PROVIDED INFORMATION
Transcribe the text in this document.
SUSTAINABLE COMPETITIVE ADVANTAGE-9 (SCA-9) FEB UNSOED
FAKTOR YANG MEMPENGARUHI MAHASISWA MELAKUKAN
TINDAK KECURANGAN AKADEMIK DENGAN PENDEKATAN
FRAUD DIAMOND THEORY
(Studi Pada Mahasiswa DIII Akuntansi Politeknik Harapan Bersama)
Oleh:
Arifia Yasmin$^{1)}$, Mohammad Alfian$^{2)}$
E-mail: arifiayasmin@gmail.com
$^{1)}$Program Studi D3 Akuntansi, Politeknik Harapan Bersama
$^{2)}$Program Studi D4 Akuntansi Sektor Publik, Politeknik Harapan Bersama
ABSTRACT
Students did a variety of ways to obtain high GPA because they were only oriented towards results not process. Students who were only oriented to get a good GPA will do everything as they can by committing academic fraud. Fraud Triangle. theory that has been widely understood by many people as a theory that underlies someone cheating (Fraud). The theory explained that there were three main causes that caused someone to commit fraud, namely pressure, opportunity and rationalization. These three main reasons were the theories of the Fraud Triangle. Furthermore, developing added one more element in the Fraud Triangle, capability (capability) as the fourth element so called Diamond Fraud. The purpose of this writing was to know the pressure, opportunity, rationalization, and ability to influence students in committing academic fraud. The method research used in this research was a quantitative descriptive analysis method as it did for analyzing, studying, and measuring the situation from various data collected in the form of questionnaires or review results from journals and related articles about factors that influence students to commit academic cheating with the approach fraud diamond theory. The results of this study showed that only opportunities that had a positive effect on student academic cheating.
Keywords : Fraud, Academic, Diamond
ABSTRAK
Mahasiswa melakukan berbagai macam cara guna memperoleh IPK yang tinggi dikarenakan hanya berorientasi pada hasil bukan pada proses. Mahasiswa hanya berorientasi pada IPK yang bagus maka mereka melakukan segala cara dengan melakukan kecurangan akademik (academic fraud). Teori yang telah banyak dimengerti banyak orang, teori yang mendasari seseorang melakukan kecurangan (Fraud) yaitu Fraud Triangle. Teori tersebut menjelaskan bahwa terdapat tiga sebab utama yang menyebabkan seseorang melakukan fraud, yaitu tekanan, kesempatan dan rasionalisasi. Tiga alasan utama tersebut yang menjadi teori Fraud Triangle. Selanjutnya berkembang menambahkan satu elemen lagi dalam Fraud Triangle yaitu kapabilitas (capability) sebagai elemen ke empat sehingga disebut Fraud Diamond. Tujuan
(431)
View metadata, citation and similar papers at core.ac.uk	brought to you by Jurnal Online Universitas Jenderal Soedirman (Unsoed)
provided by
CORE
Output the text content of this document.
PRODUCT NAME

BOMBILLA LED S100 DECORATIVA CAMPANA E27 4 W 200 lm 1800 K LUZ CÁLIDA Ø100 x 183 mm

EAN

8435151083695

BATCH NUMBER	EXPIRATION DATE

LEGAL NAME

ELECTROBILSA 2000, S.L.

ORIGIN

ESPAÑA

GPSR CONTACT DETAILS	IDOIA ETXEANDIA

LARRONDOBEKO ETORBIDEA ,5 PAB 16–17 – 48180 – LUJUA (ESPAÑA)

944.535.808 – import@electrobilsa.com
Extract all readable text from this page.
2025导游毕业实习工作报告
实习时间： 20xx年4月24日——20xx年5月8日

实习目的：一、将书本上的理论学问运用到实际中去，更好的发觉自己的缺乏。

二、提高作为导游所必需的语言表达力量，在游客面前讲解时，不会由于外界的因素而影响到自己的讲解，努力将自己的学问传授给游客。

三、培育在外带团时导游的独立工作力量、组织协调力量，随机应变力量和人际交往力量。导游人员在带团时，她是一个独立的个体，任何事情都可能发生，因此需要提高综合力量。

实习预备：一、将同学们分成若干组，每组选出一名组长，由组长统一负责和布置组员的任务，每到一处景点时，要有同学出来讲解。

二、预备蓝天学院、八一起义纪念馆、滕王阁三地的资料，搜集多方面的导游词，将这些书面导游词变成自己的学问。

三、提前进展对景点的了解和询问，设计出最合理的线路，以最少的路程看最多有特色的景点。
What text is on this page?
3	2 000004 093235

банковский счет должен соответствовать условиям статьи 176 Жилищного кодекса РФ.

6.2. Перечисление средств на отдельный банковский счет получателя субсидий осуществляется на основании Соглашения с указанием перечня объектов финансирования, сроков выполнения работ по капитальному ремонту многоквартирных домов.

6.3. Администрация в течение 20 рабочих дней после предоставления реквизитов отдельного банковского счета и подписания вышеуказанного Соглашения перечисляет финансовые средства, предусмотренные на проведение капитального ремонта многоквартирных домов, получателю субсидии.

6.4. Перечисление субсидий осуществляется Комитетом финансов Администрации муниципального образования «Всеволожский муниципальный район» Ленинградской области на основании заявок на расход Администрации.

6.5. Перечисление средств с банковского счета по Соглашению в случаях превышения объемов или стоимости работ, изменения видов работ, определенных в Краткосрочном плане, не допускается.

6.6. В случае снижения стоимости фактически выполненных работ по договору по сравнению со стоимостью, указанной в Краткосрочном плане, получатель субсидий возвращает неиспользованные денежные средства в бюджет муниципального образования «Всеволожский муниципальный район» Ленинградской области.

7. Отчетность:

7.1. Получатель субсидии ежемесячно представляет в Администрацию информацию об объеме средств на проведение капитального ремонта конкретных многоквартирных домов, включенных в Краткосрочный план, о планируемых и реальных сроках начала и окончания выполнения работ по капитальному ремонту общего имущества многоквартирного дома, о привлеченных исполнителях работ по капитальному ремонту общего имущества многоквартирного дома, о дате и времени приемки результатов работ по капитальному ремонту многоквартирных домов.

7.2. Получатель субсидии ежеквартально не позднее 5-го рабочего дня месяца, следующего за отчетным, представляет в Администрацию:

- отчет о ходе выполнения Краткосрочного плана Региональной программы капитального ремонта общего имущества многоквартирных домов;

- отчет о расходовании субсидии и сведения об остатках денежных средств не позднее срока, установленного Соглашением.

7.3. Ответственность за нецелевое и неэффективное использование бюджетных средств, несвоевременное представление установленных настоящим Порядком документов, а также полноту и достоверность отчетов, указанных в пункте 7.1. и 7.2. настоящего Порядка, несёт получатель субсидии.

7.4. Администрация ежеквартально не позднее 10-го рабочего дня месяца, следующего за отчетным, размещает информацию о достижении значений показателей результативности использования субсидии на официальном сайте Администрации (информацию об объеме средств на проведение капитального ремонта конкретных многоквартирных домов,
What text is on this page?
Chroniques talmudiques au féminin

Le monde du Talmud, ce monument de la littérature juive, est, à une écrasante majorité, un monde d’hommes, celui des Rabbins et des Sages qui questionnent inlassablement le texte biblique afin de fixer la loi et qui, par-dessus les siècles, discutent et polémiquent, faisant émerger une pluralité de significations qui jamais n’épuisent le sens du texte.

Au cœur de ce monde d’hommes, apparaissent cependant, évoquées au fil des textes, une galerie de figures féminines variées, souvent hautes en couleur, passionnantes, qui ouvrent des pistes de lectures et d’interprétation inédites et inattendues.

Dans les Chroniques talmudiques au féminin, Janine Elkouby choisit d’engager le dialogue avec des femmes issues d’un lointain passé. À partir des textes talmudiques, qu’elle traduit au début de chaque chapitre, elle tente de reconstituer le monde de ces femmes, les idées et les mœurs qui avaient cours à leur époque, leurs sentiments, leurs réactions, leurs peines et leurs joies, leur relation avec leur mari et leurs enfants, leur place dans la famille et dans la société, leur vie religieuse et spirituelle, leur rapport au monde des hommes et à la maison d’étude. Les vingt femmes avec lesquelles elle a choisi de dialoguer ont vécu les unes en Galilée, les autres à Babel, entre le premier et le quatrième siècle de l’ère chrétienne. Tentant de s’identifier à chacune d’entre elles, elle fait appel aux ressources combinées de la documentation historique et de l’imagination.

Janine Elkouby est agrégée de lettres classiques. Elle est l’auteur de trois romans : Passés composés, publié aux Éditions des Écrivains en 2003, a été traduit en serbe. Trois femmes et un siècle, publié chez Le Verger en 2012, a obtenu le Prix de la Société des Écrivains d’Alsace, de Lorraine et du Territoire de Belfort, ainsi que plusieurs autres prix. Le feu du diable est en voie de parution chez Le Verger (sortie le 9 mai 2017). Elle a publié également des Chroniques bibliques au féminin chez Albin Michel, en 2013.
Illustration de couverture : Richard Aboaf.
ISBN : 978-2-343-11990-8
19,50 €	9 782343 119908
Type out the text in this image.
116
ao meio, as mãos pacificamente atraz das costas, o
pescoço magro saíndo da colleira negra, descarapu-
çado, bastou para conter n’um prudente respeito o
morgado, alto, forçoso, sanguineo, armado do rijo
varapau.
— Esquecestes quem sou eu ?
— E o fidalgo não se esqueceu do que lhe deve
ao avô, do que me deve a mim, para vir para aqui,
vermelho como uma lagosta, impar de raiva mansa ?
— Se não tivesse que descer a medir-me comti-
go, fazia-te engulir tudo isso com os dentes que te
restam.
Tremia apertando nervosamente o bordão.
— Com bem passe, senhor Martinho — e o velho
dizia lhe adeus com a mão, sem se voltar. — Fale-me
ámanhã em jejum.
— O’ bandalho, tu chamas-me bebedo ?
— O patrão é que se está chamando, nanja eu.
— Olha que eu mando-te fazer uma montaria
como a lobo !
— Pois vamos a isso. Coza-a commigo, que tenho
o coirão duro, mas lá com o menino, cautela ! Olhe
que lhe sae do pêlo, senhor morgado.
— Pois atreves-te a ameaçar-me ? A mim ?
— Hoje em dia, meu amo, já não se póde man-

SET TASK
Copy out every line of the data that includes the word "Администрации".

RESPONSE BELOW
6.4. Перечисление субсидий осуществляется Комитетом финансов Администрации муниципального образования «Всеволожский муниципальный район» Ленинградской области на основании заявок на расход Администрации.
7.4. Администрация ежеквартально не позднее 10-го рабочего дня месяца, следующего за отчетным, размещает информацию о достижении значений показателей результативности использования субсидии на официальном сайте Администрации (информацию об объеме средств на проведение капитального ремонта конкретных многоквартирных домов,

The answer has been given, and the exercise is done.